Compito assegnato: Prosegui il testo sulla mass start di biathlon di Milano Cortina 2026, riprendendo subito dopo la sua ultima frase.

Testo da analizzare:
Era in gara per l'oro, Tommaso Giacomel, ma sul più bello l'azzurro si è fermato per un leggero malore ed è stato costretto ad abbandonare la gara della mass start di biathlon, l'ultimo appuntamento del programma maschile di Milano Cortina 2026.
Ad Anterselva trionfa così il norvegese Johannes Dale, che azzecca lo "zero" al poligono nel giorno più importante e centra il titolo olimpico: lo scandinavo è perfetto al tiro e nel terzo poligono si sbarazza della concorrenza per trionfare dopo 39'171 davanti al connazionale Sturla Laegreid (un errore) che con un distacco di 105 coglie la quinta medaglia a questi Giochi, in cui è diventato famoso anche per le clamorose "corna" alla fidanzata confessate in diretta mondiale dopo il primo bronzo vinto (una sincerità che pare non aver riportato da lui la ragazza).

Righe del dataset:
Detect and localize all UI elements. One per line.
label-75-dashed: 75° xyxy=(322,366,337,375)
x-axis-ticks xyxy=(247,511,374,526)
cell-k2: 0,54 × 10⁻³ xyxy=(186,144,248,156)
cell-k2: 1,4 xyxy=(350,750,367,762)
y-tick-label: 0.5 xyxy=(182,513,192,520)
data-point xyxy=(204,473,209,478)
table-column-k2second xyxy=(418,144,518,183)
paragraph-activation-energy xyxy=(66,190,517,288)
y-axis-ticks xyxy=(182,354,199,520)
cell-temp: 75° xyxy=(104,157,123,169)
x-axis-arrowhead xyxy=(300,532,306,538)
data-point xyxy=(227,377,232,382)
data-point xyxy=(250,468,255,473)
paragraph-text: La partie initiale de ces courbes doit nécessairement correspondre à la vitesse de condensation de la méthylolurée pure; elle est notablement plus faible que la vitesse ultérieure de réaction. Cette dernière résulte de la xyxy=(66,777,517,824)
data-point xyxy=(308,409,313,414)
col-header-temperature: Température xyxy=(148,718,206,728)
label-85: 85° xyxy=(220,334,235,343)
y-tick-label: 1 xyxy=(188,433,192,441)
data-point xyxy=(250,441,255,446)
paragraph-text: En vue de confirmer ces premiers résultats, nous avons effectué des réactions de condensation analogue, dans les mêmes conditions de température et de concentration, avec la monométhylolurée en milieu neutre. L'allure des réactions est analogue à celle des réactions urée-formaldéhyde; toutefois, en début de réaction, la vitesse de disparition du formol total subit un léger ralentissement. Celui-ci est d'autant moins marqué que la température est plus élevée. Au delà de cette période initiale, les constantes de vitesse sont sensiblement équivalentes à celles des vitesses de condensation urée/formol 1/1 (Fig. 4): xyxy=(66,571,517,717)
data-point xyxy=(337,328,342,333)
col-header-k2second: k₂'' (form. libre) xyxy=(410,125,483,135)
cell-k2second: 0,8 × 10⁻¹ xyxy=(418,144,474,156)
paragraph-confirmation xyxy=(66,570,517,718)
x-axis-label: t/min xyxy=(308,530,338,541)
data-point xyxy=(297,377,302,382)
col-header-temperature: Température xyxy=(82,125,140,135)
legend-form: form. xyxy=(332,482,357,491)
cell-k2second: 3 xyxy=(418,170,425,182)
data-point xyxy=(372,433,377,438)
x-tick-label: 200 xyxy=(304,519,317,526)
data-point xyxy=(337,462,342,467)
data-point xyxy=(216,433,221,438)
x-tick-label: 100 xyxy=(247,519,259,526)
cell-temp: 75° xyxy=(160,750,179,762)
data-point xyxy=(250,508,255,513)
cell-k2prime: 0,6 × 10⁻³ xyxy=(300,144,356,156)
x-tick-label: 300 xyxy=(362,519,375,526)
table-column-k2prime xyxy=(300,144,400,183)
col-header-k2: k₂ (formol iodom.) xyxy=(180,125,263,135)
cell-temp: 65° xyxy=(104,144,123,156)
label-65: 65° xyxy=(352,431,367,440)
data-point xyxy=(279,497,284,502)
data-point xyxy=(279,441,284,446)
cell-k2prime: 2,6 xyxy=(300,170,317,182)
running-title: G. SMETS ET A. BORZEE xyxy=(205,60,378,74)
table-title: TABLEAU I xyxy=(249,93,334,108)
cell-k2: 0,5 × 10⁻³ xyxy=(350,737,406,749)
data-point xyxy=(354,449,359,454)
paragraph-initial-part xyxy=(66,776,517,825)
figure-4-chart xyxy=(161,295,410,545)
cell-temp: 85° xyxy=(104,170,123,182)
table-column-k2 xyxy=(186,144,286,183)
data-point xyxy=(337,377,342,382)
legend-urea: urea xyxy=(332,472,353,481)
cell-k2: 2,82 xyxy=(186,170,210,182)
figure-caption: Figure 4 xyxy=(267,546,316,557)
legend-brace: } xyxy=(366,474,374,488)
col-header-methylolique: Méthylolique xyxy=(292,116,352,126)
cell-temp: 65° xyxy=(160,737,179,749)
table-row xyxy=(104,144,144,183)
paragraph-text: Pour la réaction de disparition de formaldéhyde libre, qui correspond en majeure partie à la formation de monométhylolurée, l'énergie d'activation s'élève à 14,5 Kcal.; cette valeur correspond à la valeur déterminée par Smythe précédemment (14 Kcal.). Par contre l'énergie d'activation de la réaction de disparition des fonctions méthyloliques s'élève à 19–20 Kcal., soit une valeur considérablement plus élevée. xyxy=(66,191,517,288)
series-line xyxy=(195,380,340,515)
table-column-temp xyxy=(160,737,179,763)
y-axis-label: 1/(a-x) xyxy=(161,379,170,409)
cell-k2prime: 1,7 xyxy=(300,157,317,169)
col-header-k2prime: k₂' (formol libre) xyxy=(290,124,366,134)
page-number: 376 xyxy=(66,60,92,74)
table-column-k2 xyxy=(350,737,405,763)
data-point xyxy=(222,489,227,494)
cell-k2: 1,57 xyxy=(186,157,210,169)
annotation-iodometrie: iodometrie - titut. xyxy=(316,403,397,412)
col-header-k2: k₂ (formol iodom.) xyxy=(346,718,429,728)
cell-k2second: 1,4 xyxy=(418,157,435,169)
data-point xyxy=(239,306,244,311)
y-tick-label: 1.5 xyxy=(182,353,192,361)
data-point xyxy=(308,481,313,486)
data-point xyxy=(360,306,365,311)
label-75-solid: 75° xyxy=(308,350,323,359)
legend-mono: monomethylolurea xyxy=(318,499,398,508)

Risposta all'esercizio:
Nel giro finale il francese Quentin Fillon Maillet (4 errori) si è riportato nella scia del tedesco Philipp Horn (un errore) battendolo nel duello per il bronzo. Giornata sfortunata, come detto, per Giacomel, che chiude i Giochi di casa senza una medaglia a livello individuale. L'azzurro è eccellente nella prima parte di gara, tanto da uscire davanti a tutti dal secondo poligono, senza alcun errore a terra, ma nel terzo giro, poco dopo il settimo chilometro, accusa un dolore al fianco che gli toglie il respiro, costringendolo al ritiro. Successivamente la Fisi comunicherà che Tommaso ha accusato "un leggero malore ed ha preferito fermarsi dove è stato immediatamente assistito dal medico della squadra, ora sta meglio e si muove autonomamente, nelle prossime ore seguiranno ulteriori aggiornamenti".
Al traguardo Lukas Hofer chiude la rassegna olimpica di casa al venticinquesimo posto (8 errori) e diventa l'atleta in assoluto con più presenze olimpiche, 28, una in più di Simon Eder e due in più della leggenda norvegese Ole Einar Bjoerndalen. Domani il programma del biathlon si concluderà con la mass start femminile che vedrà al via Lisa Vittozzi e Dorothea Wierer.